• Exercise description: In the listing below, locate the lines that hold "name" and copy them.

********

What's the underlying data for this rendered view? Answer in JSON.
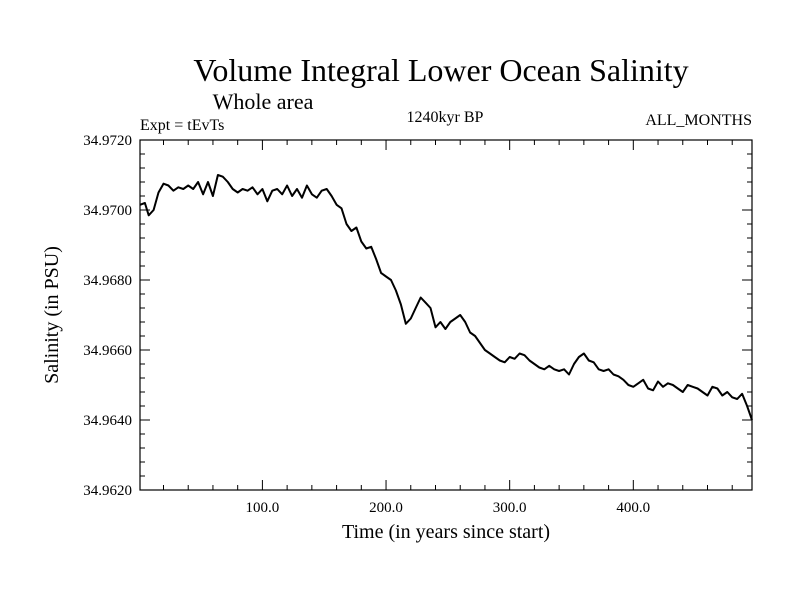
{
  "chart_data": {
    "type": "line",
    "title": "Volume Integral Lower Ocean Salinity",
    "subtitle": "Whole area",
    "annotation_left": "Expt = tEvTs",
    "annotation_center": "1240kyr BP",
    "annotation_right": "ALL_MONTHS",
    "xlabel": "Time (in years since start)",
    "ylabel": "Salinity (in PSU)",
    "xlim": [
      1,
      496
    ],
    "ylim": [
      34.962,
      34.972
    ],
    "xticks": [
      100,
      200,
      300,
      400
    ],
    "xtick_labels": [
      "100.0",
      "200.0",
      "300.0",
      "400.0"
    ],
    "yticks": [
      34.962,
      34.964,
      34.966,
      34.968,
      34.97,
      34.972
    ],
    "ytick_labels": [
      "34.9620",
      "34.9640",
      "34.9660",
      "34.9680",
      "34.9700",
      "34.9720"
    ],
    "series": [
      {
        "name": "salinity",
        "color": "#000000",
        "x": [
          1,
          5,
          8,
          12,
          16,
          20,
          24,
          28,
          32,
          36,
          40,
          44,
          48,
          52,
          56,
          60,
          64,
          68,
          72,
          76,
          80,
          84,
          88,
          92,
          96,
          100,
          104,
          108,
          112,
          116,
          120,
          124,
          128,
          132,
          136,
          140,
          144,
          148,
          152,
          156,
          160,
          164,
          168,
          172,
          176,
          180,
          184,
          188,
          192,
          196,
          200,
          204,
          208,
          212,
          216,
          220,
          224,
          228,
          232,
          236,
          240,
          244,
          248,
          252,
          256,
          260,
          264,
          268,
          272,
          276,
          280,
          284,
          288,
          292,
          296,
          300,
          304,
          308,
          312,
          316,
          320,
          324,
          328,
          332,
          336,
          340,
          344,
          348,
          352,
          356,
          360,
          364,
          368,
          372,
          376,
          380,
          384,
          388,
          392,
          396,
          400,
          404,
          408,
          412,
          416,
          420,
          424,
          428,
          432,
          436,
          440,
          444,
          448,
          452,
          456,
          460,
          464,
          468,
          472,
          476,
          480,
          484,
          488,
          492,
          496
        ],
        "values": [
          34.97015,
          34.9702,
          34.96985,
          34.97,
          34.9705,
          34.97075,
          34.9707,
          34.97055,
          34.97065,
          34.9706,
          34.9707,
          34.9706,
          34.9708,
          34.97045,
          34.9708,
          34.9704,
          34.971,
          34.97095,
          34.9708,
          34.9706,
          34.9705,
          34.9706,
          34.97055,
          34.97065,
          34.97045,
          34.9706,
          34.97025,
          34.97055,
          34.9706,
          34.97045,
          34.9707,
          34.9704,
          34.9706,
          34.97035,
          34.9707,
          34.97045,
          34.97035,
          34.97055,
          34.9706,
          34.9704,
          34.97015,
          34.97005,
          34.9696,
          34.9694,
          34.9695,
          34.9691,
          34.9689,
          34.96895,
          34.9686,
          34.9682,
          34.9681,
          34.968,
          34.9677,
          34.9673,
          34.96675,
          34.9669,
          34.9672,
          34.9675,
          34.96735,
          34.9672,
          34.96665,
          34.9668,
          34.9666,
          34.9668,
          34.9669,
          34.967,
          34.9668,
          34.9665,
          34.9664,
          34.9662,
          34.966,
          34.9659,
          34.9658,
          34.9657,
          34.96565,
          34.9658,
          34.96575,
          34.9659,
          34.96585,
          34.9657,
          34.9656,
          34.9655,
          34.96545,
          34.96555,
          34.96545,
          34.9654,
          34.96545,
          34.9653,
          34.9656,
          34.9658,
          34.9659,
          34.9657,
          34.96565,
          34.96545,
          34.9654,
          34.96545,
          34.9653,
          34.96525,
          34.96515,
          34.965,
          34.96495,
          34.96505,
          34.96515,
          34.9649,
          34.96485,
          34.9651,
          34.96495,
          34.96505,
          34.965,
          34.9649,
          34.9648,
          34.965,
          34.96495,
          34.9649,
          34.9648,
          34.9647,
          34.96495,
          34.9649,
          34.9647,
          34.9648,
          34.96465,
          34.9646,
          34.96475,
          34.9644,
          34.964
        ]
      }
    ]
  }
}
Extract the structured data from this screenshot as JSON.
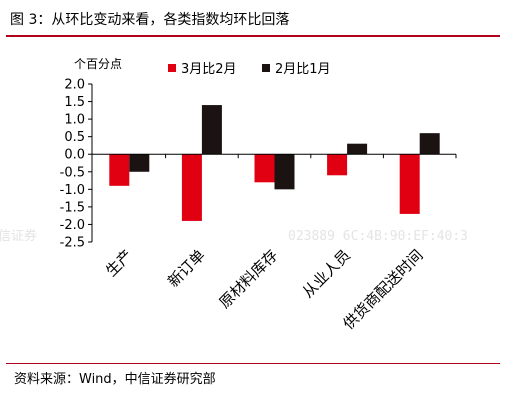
{
  "figure": {
    "title": "图 3：从环比变动来看，各类指数均环比回落",
    "source": "资料来源：Wind，中信证券研究部",
    "watermark_left": "信证券",
    "watermark_right": "023889  6C:4B:90:EF:40:3"
  },
  "chart_data": {
    "type": "bar",
    "title": "",
    "ylabel": "个百分点",
    "xlabel": "",
    "ylim": [
      -2.5,
      2.0
    ],
    "yticks": [
      -2.5,
      -2.0,
      -1.5,
      -1.0,
      -0.5,
      0.0,
      0.5,
      1.0,
      1.5,
      2.0
    ],
    "ytick_labels": [
      "-2.5",
      "-2.0",
      "-1.5",
      "-1.0",
      "-0.5",
      "0.0",
      "0.5",
      "1.0",
      "1.5",
      "2.0"
    ],
    "grid": false,
    "legend_position": "top",
    "categories": [
      "生产",
      "新订单",
      "原材料库存",
      "从业人员",
      "供货商配送时间"
    ],
    "series": [
      {
        "name": "3月比2月",
        "color": "#e00012",
        "values": [
          -0.9,
          -1.9,
          -0.8,
          -0.6,
          -1.7
        ]
      },
      {
        "name": "2月比1月",
        "color": "#1a1311",
        "values": [
          -0.5,
          1.4,
          -1.0,
          0.3,
          0.6
        ]
      }
    ]
  }
}
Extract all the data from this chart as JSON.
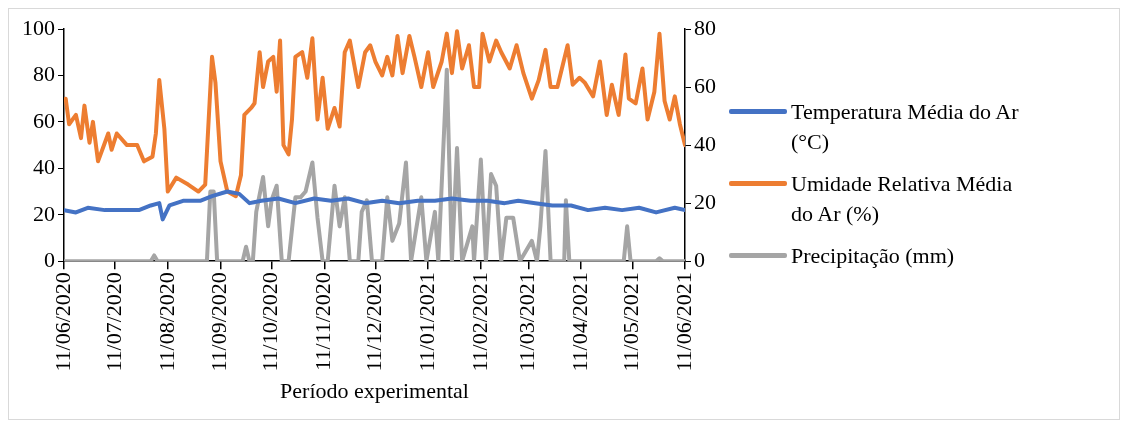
{
  "chart_data": {
    "type": "line",
    "xlabel": "Período experimental",
    "xlim": [
      "2020-06-11",
      "2021-06-11"
    ],
    "xticks": [
      {
        "value": "2020-06-11",
        "label": "11/06/2020"
      },
      {
        "value": "2020-07-11",
        "label": "11/07/2020"
      },
      {
        "value": "2020-08-11",
        "label": "11/08/2020"
      },
      {
        "value": "2020-09-11",
        "label": "11/09/2020"
      },
      {
        "value": "2020-10-11",
        "label": "11/10/2020"
      },
      {
        "value": "2020-11-11",
        "label": "11/11/2020"
      },
      {
        "value": "2020-12-11",
        "label": "11/12/2020"
      },
      {
        "value": "2021-01-11",
        "label": "11/01/2021"
      },
      {
        "value": "2021-02-11",
        "label": "11/02/2021"
      },
      {
        "value": "2021-03-11",
        "label": "11/03/2021"
      },
      {
        "value": "2021-04-11",
        "label": "11/04/2021"
      },
      {
        "value": "2021-05-11",
        "label": "11/05/2021"
      },
      {
        "value": "2021-06-11",
        "label": "11/06/2021"
      }
    ],
    "ylim": [
      0,
      100
    ],
    "yticks": [
      0,
      20,
      40,
      60,
      80,
      100
    ],
    "y2lim": [
      0,
      80
    ],
    "y2ticks": [
      0,
      20,
      40,
      60,
      80
    ],
    "grid": false,
    "legend": "right",
    "marker": "none",
    "line_style": "solid",
    "series": [
      {
        "name": "Temperatura Média do Ar (°C)",
        "color": "#4472c4",
        "x": [
          "2020-06-11",
          "2020-06-18",
          "2020-06-25",
          "2020-07-05",
          "2020-07-15",
          "2020-07-25",
          "2020-08-01",
          "2020-08-06",
          "2020-08-08",
          "2020-08-12",
          "2020-08-20",
          "2020-08-30",
          "2020-09-06",
          "2020-09-15",
          "2020-09-22",
          "2020-09-28",
          "2020-10-05",
          "2020-10-15",
          "2020-10-25",
          "2020-11-05",
          "2020-11-15",
          "2020-11-25",
          "2020-12-05",
          "2020-12-15",
          "2020-12-25",
          "2021-01-05",
          "2021-01-15",
          "2021-01-25",
          "2021-02-05",
          "2021-02-15",
          "2021-02-25",
          "2021-03-05",
          "2021-03-15",
          "2021-03-25",
          "2021-04-05",
          "2021-04-15",
          "2021-04-25",
          "2021-05-05",
          "2021-05-15",
          "2021-05-25",
          "2021-06-05",
          "2021-06-11"
        ],
        "values": [
          22,
          21,
          23,
          22,
          22,
          22,
          24,
          25,
          18,
          24,
          26,
          26,
          28,
          30,
          29,
          25,
          26,
          27,
          25,
          27,
          26,
          27,
          25,
          26,
          25,
          26,
          26,
          27,
          26,
          26,
          25,
          26,
          25,
          24,
          24,
          22,
          23,
          22,
          23,
          21,
          23,
          22
        ]
      },
      {
        "name": "Umidade Relativa Média do Ar (%)",
        "color": "#ed7d31",
        "x": [
          "2020-06-12",
          "2020-06-14",
          "2020-06-18",
          "2020-06-21",
          "2020-06-23",
          "2020-06-26",
          "2020-06-28",
          "2020-07-01",
          "2020-07-07",
          "2020-07-09",
          "2020-07-12",
          "2020-07-18",
          "2020-07-24",
          "2020-07-28",
          "2020-08-02",
          "2020-08-04",
          "2020-08-06",
          "2020-08-09",
          "2020-08-11",
          "2020-08-16",
          "2020-08-23",
          "2020-08-29",
          "2020-09-02",
          "2020-09-06",
          "2020-09-08",
          "2020-09-11",
          "2020-09-15",
          "2020-09-20",
          "2020-09-23",
          "2020-09-25",
          "2020-09-29",
          "2020-10-01",
          "2020-10-04",
          "2020-10-06",
          "2020-10-09",
          "2020-10-12",
          "2020-10-14",
          "2020-10-16",
          "2020-10-18",
          "2020-10-21",
          "2020-10-23",
          "2020-10-25",
          "2020-10-29",
          "2020-11-01",
          "2020-11-04",
          "2020-11-07",
          "2020-11-10",
          "2020-11-13",
          "2020-11-17",
          "2020-11-20",
          "2020-11-23",
          "2020-11-26",
          "2020-12-01",
          "2020-12-05",
          "2020-12-08",
          "2020-12-11",
          "2020-12-15",
          "2020-12-18",
          "2020-12-21",
          "2020-12-24",
          "2020-12-27",
          "2020-12-31",
          "2021-01-03",
          "2021-01-07",
          "2021-01-11",
          "2021-01-14",
          "2021-01-19",
          "2021-01-22",
          "2021-01-25",
          "2021-01-28",
          "2021-01-31",
          "2021-02-04",
          "2021-02-07",
          "2021-02-10",
          "2021-02-12",
          "2021-02-16",
          "2021-02-20",
          "2021-02-23",
          "2021-02-28",
          "2021-03-04",
          "2021-03-08",
          "2021-03-13",
          "2021-03-17",
          "2021-03-21",
          "2021-03-24",
          "2021-03-28",
          "2021-04-03",
          "2021-04-06",
          "2021-04-10",
          "2021-04-13",
          "2021-04-18",
          "2021-04-22",
          "2021-04-26",
          "2021-04-29",
          "2021-05-03",
          "2021-05-07",
          "2021-05-09",
          "2021-05-13",
          "2021-05-17",
          "2021-05-20",
          "2021-05-24",
          "2021-05-27",
          "2021-05-30",
          "2021-06-02",
          "2021-06-05",
          "2021-06-08",
          "2021-06-11"
        ],
        "values": [
          70,
          59,
          63,
          53,
          67,
          51,
          60,
          43,
          55,
          48,
          55,
          50,
          50,
          43,
          45,
          55,
          78,
          57,
          30,
          36,
          33,
          30,
          33,
          88,
          77,
          43,
          30,
          28,
          37,
          63,
          66,
          68,
          90,
          75,
          86,
          88,
          73,
          95,
          50,
          46,
          61,
          88,
          90,
          79,
          96,
          61,
          79,
          57,
          66,
          58,
          90,
          95,
          75,
          90,
          93,
          86,
          80,
          88,
          80,
          97,
          81,
          97,
          88,
          75,
          90,
          75,
          86,
          98,
          81,
          99,
          83,
          93,
          75,
          75,
          98,
          86,
          95,
          90,
          83,
          93,
          81,
          70,
          78,
          91,
          75,
          75,
          93,
          76,
          79,
          77,
          71,
          86,
          63,
          76,
          63,
          89,
          70,
          68,
          83,
          61,
          73,
          98,
          69,
          61,
          71,
          59,
          50
        ]
      },
      {
        "name": "Precipitação (mm)",
        "color": "#a5a5a5",
        "axis": "y2",
        "x": [
          "2020-06-11",
          "2020-08-01",
          "2020-08-03",
          "2020-08-05",
          "2020-09-03",
          "2020-09-05",
          "2020-09-07",
          "2020-09-09",
          "2020-09-24",
          "2020-09-26",
          "2020-09-28",
          "2020-09-30",
          "2020-10-02",
          "2020-10-06",
          "2020-10-09",
          "2020-10-11",
          "2020-10-14",
          "2020-10-17",
          "2020-10-21",
          "2020-10-25",
          "2020-10-28",
          "2020-10-31",
          "2020-11-04",
          "2020-11-07",
          "2020-11-10",
          "2020-11-13",
          "2020-11-17",
          "2020-11-20",
          "2020-11-23",
          "2020-11-26",
          "2020-12-01",
          "2020-12-03",
          "2020-12-06",
          "2020-12-09",
          "2020-12-15",
          "2020-12-18",
          "2020-12-21",
          "2020-12-25",
          "2020-12-29",
          "2021-01-01",
          "2021-01-07",
          "2021-01-10",
          "2021-01-15",
          "2021-01-17",
          "2021-01-22",
          "2021-01-25",
          "2021-01-28",
          "2021-01-31",
          "2021-02-06",
          "2021-02-07",
          "2021-02-11",
          "2021-02-14",
          "2021-02-17",
          "2021-02-20",
          "2021-02-23",
          "2021-02-26",
          "2021-03-02",
          "2021-03-06",
          "2021-03-13",
          "2021-03-16",
          "2021-03-18",
          "2021-03-21",
          "2021-03-24",
          "2021-04-01",
          "2021-04-02",
          "2021-04-04",
          "2021-05-06",
          "2021-05-08",
          "2021-05-10",
          "2021-05-25",
          "2021-05-27",
          "2021-05-29",
          "2021-06-11"
        ],
        "values": [
          0,
          0,
          2,
          0,
          0,
          24,
          24,
          0,
          0,
          5,
          0,
          0,
          17,
          29,
          12,
          21,
          26,
          0,
          0,
          22,
          22,
          24,
          34,
          15,
          0,
          0,
          26,
          12,
          22,
          0,
          0,
          17,
          21,
          0,
          0,
          22,
          7,
          13,
          34,
          0,
          22,
          0,
          17,
          0,
          66,
          0,
          39,
          0,
          12,
          0,
          35,
          0,
          30,
          26,
          0,
          15,
          15,
          0,
          7,
          0,
          12,
          38,
          0,
          0,
          21,
          0,
          0,
          12,
          0,
          0,
          1,
          0,
          0
        ]
      }
    ]
  }
}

********

• Answer to the problem:
        "name": "salinity",
        "name": "3月比2月",
        "name": "2月比1月",
        "name": "Temperatura Média do Ar (°C)",
        "name": "Umidade Relativa Média do Ar (%)",
        "name": "Precipitação (mm)",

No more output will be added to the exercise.